SOURCE PASSAGE
More Stroke Patients Now Get Clot-Busting Drug
It's been a long and often controversial road, but U.S. doctors are finally embracing a drug that can halt strokes and prevent disabling brain damage.
The study indicates that use of the therapy jumped from 43 percent to 77 percent over the past decade among those lucky patients who got to a hospital within two hours of their first stroke symptoms and had no disqualifying factors.
"That's very encouraging," study author Dr. Deepak Bhatt tells Shots. "That's a very large increase. But 23 percent of eligible patients still aren't getting it."
Alteplase treatment doesn't guarantee a good outcome. But studies have shown that 30 percent of stroke patients who get it have less long-term disability, and some patients have remarkable recoveries. Twelve percent recover with little or no disability.
The results show that many U.S. hospitals are recognizing the need for speed in treating a stroke in progress with clotbusting therapy. They also suggest that doctors are getting more comfortable with using the drug properly. It can cause dangerous brain hemorrhages if used in the wrong patients.
The analysis was published by a journal called Circulation Cardiovascular Quality Outcomes.
Encouraged as he is, Bhatt, a stroke specialist at Brigham and Women's Hospital in Boston, acknowledges that the data "might represent a best-case scenario."
That's because the 1,700 hospitals that furnished the data are the ones most focused on stroke care. They're voluntary participants in an American Heart Association/American Stroke Association program called Get With the Guidelines that pushes the use of alteplase.
And the study does not reflect the most fundamental problem in stroke care: Most of the nearly 800,000 Americans who will have a stroke this year won't get to a hospital in the required time frame — up to 4 1/2 hours after symptoms begin, under current guidelines.

PROVIDED INFORMATION
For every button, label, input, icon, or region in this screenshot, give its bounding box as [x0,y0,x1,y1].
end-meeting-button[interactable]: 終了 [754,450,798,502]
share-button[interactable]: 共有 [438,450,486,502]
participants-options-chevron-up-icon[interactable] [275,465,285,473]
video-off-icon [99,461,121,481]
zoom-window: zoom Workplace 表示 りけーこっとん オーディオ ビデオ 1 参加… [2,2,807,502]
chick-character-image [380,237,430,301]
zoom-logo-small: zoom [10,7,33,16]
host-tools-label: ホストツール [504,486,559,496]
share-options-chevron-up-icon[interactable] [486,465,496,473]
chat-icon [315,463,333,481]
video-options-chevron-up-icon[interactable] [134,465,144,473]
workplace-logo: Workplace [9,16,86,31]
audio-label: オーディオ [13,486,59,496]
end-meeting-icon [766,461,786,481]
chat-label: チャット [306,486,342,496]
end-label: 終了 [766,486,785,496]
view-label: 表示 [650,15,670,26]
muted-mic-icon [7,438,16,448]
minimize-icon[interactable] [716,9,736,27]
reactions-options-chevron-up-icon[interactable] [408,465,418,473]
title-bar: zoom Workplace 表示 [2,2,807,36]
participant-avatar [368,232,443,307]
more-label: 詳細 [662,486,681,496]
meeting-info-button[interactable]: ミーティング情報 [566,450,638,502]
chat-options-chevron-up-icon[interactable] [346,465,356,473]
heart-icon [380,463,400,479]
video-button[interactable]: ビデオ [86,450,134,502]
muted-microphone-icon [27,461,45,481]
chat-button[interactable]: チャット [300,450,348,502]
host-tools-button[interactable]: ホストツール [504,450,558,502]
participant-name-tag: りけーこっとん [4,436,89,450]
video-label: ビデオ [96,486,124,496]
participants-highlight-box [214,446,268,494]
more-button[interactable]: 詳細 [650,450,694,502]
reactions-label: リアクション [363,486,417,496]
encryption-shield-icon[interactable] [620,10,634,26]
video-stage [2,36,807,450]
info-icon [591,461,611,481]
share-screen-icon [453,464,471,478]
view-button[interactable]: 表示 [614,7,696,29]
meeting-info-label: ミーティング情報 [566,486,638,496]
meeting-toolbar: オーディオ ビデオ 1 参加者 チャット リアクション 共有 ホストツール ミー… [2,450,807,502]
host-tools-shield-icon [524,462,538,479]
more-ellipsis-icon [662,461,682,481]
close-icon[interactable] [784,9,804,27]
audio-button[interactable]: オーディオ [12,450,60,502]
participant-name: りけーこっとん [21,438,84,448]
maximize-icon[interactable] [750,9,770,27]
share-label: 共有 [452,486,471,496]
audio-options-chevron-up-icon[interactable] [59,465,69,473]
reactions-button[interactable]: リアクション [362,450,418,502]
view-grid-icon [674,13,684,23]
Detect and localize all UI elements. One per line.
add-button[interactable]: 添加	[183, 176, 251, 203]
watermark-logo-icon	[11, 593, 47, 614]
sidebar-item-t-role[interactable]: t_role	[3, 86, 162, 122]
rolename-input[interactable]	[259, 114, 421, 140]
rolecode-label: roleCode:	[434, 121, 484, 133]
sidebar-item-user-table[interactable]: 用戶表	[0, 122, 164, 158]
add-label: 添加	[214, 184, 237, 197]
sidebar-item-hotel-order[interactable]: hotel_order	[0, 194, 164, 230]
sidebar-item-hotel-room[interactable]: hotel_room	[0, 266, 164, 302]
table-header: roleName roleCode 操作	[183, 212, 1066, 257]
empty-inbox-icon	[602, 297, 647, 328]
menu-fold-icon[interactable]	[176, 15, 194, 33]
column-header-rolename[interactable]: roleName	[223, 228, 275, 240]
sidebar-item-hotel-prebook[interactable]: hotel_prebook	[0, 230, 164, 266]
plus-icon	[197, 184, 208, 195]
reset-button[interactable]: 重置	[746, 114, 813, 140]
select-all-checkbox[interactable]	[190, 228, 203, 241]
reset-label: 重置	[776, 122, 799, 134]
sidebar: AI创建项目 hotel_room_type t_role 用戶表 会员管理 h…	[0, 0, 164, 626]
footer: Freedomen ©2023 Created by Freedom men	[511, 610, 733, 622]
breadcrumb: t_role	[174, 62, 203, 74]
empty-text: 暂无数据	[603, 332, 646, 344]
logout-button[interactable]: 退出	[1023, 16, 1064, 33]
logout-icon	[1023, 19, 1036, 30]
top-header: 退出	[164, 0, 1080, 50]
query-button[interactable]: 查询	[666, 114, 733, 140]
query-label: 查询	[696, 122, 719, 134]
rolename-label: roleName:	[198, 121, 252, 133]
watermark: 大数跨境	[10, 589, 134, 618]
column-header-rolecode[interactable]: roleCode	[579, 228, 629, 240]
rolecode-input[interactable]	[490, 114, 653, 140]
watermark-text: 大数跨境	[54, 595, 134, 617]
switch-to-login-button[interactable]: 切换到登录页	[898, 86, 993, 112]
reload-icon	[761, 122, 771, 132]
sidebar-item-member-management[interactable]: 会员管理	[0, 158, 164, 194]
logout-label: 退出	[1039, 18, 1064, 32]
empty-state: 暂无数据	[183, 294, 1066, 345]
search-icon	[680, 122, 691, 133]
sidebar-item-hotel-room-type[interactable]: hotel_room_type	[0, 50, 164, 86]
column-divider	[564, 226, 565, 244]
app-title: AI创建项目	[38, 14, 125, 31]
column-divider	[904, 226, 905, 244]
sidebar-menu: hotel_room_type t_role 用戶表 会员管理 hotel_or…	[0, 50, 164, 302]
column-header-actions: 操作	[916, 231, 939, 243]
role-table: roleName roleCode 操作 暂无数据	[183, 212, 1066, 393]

REQUIREMENT 1
List every percentage figure that appears in the stroke article, in the order they occur.
REQUIREMENT 2
Copy the stroke article word for word from "Encouraged as he" to "use of alteplase.".
REQUIREMENT 3
Write the next part of the stroke article, picking up after its final sentence.
The lines are not needed for any of this work.

TASK OUTPUT 1
43 percent, 77 percent, 23 percent, 30 percent, Twelve percent

TASK OUTPUT 2
Encouraged as he is, Bhatt, a stroke specialist at Brigham and Women's Hospital in Boston, acknowledges that the data "might represent a best-case scenario."
That's because the 1,700 hospitals that furnished the data are the ones most focused on stroke care. They're voluntary participants in an American Heart Association/American Stroke Association program called Get With the Guidelines that pushes the use of alteplase.

TASK OUTPUT 3
Of those who do, only a fraction will be eligible for alteplase therapy — about 1 in 3 of those who arrive within two hours of symptom onset.
To be eligible, patients have to suffer the type of stroke caused by a blood clot in a cerebral artery, not one caused by bleeding within the brain. And they can't be taking blood thinners or have conditions that make them likely to hemorrhage.
Taking into account all the stroke patients who arrive at the hospital within three hours of symptoms, whatever contraindications they had, the new study finds that only 7 percent got clotbusting treatment in 2011. But that's better than in 2003, when only 4 percent did.
Bhatt, who chairs the Get With the Guidelines steering committee, says the new data show many hospitals are shortening the time to do the CT scans necessary to diagnose strokes correctly.
They're also doing better in getting clotbusting therapy to nonwhite patients, who have higher stroke rates. And they're getting more comfortable using the treatment in patients over 85.
All of this suggests an evolution in attitudes about clotbusting therapy since the early 2000s, when many skeptics doubted its benefits and argued that it posed too great a risk of brain hemorrhages. Critics also charged that advocates of the therapy, including the American Heart Association, were biased by drug industry funding.
"We believe the needle has been moved," Bhatt says. "That's something to be happy about. But there's a lot of room for improvement compared to heart attack therapy. The vast majority of patients coming in with heart attack are getting timely treatment, and that's associated with a pretty dramatic reduction in heart attack mortality and bad outcomes.
"Our hope with stroke," he says, "is to do what was done with heart attack patients."